**Brief:**
Exactly repeat the line that contains "What text is on this page?", then every line after it up to and including the final line.

[Saved entries]
____________________

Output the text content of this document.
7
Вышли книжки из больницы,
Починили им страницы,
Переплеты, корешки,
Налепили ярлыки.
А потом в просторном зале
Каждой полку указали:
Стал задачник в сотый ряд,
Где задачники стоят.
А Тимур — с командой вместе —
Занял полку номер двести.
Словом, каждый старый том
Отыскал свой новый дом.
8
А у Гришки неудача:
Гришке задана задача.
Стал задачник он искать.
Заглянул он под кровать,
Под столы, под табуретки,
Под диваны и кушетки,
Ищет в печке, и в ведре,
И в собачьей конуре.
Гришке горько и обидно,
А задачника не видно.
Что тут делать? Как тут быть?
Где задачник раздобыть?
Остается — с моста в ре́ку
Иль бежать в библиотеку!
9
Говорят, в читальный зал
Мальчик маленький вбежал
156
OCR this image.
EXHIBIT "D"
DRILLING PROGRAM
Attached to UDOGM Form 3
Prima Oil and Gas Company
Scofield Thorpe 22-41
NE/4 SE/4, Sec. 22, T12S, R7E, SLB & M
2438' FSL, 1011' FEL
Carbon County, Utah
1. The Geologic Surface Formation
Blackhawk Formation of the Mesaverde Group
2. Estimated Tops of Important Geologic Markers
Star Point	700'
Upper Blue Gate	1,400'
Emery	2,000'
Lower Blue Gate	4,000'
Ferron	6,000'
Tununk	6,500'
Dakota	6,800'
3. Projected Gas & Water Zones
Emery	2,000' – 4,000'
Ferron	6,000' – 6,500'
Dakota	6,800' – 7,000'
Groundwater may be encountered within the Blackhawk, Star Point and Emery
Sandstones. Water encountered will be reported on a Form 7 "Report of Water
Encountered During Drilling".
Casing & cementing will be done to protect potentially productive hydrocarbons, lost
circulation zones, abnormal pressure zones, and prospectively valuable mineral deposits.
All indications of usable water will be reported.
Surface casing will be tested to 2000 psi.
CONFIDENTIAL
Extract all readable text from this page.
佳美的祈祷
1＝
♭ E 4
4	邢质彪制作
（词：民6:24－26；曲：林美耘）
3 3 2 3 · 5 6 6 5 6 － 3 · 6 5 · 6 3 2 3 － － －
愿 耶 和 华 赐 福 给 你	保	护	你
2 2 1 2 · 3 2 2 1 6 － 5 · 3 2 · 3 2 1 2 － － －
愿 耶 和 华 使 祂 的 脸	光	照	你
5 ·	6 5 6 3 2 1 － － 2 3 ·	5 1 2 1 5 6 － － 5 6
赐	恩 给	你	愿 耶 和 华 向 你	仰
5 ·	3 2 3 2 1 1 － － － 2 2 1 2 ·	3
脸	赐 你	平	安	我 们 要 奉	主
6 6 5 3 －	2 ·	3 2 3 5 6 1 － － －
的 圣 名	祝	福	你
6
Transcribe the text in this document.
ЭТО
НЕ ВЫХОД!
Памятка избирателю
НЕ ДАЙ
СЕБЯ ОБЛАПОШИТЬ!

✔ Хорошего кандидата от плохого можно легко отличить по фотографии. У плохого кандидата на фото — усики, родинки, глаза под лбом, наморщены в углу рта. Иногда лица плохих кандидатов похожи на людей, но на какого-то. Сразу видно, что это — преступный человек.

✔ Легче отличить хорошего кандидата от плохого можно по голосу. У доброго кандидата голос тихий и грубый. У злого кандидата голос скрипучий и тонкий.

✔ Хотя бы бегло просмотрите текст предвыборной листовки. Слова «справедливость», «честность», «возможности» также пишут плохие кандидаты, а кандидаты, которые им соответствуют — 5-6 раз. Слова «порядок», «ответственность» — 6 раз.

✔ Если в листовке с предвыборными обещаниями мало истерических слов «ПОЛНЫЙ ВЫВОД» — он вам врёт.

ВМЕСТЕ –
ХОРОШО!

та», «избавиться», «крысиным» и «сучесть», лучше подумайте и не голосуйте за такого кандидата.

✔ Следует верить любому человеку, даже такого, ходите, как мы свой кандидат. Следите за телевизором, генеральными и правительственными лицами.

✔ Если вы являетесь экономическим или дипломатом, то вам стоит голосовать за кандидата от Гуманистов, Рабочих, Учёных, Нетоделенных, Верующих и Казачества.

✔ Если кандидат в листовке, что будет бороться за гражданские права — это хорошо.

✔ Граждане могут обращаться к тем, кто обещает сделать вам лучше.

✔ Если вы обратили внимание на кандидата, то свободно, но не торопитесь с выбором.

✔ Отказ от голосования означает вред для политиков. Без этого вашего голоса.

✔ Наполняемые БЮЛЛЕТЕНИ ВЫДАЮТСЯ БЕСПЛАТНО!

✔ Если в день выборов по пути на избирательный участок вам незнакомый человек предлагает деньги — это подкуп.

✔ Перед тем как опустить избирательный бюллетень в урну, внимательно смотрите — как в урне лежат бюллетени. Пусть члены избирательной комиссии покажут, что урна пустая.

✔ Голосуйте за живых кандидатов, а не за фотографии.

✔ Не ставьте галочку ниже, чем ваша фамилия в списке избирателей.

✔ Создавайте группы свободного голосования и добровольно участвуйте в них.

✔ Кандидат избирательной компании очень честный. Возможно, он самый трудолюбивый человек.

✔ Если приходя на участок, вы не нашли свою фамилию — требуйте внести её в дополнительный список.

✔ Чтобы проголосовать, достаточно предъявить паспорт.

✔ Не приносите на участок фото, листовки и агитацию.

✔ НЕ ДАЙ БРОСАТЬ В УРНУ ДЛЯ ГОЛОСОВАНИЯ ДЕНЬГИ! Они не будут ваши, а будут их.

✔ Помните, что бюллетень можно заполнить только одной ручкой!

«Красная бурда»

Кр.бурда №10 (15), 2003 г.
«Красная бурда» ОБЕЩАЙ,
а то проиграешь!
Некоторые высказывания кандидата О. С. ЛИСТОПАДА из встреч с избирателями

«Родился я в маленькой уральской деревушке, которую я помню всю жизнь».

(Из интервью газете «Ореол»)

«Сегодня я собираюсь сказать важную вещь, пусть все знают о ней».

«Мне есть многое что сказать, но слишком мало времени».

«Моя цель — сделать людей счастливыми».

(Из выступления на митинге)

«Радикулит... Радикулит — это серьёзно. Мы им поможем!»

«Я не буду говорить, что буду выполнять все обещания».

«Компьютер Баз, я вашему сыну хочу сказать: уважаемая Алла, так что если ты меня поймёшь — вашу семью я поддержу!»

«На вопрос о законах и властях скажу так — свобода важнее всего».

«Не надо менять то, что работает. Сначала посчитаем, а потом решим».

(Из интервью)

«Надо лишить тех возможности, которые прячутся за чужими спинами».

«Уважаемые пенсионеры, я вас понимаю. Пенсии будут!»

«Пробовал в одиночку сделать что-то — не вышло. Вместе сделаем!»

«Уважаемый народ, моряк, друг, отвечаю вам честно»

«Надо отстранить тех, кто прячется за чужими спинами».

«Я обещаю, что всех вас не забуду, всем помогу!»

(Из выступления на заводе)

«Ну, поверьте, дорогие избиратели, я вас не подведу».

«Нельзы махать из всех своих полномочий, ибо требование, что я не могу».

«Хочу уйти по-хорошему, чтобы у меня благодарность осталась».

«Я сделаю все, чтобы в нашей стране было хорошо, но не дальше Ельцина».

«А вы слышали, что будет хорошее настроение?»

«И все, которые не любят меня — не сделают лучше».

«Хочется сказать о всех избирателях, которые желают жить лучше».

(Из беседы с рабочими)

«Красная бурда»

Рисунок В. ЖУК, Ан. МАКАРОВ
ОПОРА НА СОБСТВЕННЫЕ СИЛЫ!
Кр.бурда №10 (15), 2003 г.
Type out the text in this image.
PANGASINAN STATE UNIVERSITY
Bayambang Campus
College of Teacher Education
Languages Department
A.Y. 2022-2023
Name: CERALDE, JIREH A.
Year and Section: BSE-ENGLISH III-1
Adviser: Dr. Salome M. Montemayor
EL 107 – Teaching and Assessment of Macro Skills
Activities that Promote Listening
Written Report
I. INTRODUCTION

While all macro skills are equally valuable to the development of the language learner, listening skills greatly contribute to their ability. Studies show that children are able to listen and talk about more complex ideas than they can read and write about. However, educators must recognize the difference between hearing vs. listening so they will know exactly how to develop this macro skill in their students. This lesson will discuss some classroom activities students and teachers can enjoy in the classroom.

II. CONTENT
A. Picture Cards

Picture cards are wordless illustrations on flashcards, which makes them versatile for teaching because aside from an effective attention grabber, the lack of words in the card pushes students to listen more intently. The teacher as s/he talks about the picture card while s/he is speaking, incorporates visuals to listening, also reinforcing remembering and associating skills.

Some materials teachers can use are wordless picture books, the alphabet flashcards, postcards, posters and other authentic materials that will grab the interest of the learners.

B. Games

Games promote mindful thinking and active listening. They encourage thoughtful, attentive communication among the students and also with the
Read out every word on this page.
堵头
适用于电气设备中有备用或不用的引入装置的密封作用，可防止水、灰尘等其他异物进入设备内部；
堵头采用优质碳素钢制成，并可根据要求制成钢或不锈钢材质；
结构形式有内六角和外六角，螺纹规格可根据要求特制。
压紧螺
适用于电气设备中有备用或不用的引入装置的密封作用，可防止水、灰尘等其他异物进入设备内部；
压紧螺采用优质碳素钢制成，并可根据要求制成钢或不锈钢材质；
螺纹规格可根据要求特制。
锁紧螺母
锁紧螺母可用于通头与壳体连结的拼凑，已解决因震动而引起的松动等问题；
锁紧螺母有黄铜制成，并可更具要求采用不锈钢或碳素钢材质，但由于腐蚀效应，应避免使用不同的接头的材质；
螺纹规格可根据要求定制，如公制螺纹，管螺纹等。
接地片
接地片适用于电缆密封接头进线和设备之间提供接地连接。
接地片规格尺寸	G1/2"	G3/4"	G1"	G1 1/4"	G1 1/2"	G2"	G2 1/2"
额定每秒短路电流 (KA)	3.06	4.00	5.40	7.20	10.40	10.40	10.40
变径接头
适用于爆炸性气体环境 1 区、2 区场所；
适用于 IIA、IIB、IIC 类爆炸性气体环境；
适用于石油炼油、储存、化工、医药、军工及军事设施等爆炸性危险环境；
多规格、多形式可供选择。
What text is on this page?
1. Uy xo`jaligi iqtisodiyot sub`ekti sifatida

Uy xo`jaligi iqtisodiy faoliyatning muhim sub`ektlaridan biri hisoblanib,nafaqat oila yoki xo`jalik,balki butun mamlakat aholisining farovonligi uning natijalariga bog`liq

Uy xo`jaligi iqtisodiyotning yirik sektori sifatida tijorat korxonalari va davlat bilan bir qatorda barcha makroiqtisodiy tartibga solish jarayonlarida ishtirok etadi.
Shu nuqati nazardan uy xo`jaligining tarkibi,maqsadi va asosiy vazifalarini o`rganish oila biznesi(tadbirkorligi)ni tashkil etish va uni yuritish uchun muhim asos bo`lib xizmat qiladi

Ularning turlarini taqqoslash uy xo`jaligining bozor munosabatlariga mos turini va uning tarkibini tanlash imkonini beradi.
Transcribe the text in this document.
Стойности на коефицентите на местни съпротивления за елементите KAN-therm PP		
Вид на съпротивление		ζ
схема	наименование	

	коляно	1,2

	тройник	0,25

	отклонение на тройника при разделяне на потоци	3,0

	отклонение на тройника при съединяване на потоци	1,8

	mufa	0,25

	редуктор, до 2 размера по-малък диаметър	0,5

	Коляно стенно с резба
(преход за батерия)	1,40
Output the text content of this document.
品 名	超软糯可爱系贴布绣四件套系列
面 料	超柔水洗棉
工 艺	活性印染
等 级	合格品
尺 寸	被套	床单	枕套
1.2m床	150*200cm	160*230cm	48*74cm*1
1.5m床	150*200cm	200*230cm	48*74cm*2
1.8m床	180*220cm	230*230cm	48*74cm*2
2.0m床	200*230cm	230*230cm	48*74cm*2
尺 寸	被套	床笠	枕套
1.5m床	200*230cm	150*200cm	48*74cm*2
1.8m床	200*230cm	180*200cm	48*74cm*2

____________________

**Response to the exercise:**
What text is on this page?
1. Uy xo`jaligi iqtisodiyot sub`ekti sifatida

Uy xo`jaligi iqtisodiy faoliyatning muhim sub`ektlaridan biri hisoblanib,nafaqat oila yoki xo`jalik,balki butun mamlakat aholisining farovonligi uning natijalariga bog`liq

Uy xo`jaligi iqtisodiyotning yirik sektori sifatida tijorat korxonalari va davlat bilan bir qatorda barcha makroiqtisodiy tartibga solish jarayonlarida ishtirok etadi.
Shu nuqati nazardan uy xo`jaligining tarkibi,maqsadi va asosiy vazifalarini o`rganish oila biznesi(tadbirkorligi)ni tashkil etish va uni yuritish uchun muhim asos bo`lib xizmat qiladi

Ularning turlarini taqqoslash uy xo`jaligining bozor munosabatlariga mos turini va uning tarkibini tanlash imkonini beradi.
Transcribe the text in this document.
Стойности на коефицентите на местни съпротивления за елементите KAN-therm PP		
Вид на съпротивление		ζ
схема	наименование	

	коляно	1,2

	тройник	0,25

	отклонение на тройника при разделяне на потоци	3,0

	отклонение на тройника при съединяване на потоци	1,8

	mufa	0,25

	редуктор, до 2 размера по-малък диаметър	0,5

	Коляно стенно с резба
(преход за батерия)	1,40
Output the text content of this document.
品 名	超软糯可爱系贴布绣四件套系列
面 料	超柔水洗棉
工 艺	活性印染
等 级	合格品
尺 寸	被套	床单	枕套
1.2m床	150*200cm	160*230cm	48*74cm*1
1.5m床	150*200cm	200*230cm	48*74cm*2
1.8m床	180*220cm	230*230cm	48*74cm*2
2.0m床	200*230cm	230*230cm	48*74cm*2
尺 寸	被套	床笠	枕套
1.5m床	200*230cm	150*200cm	48*74cm*2
1.8m床	200*230cm	180*200cm	48*74cm*2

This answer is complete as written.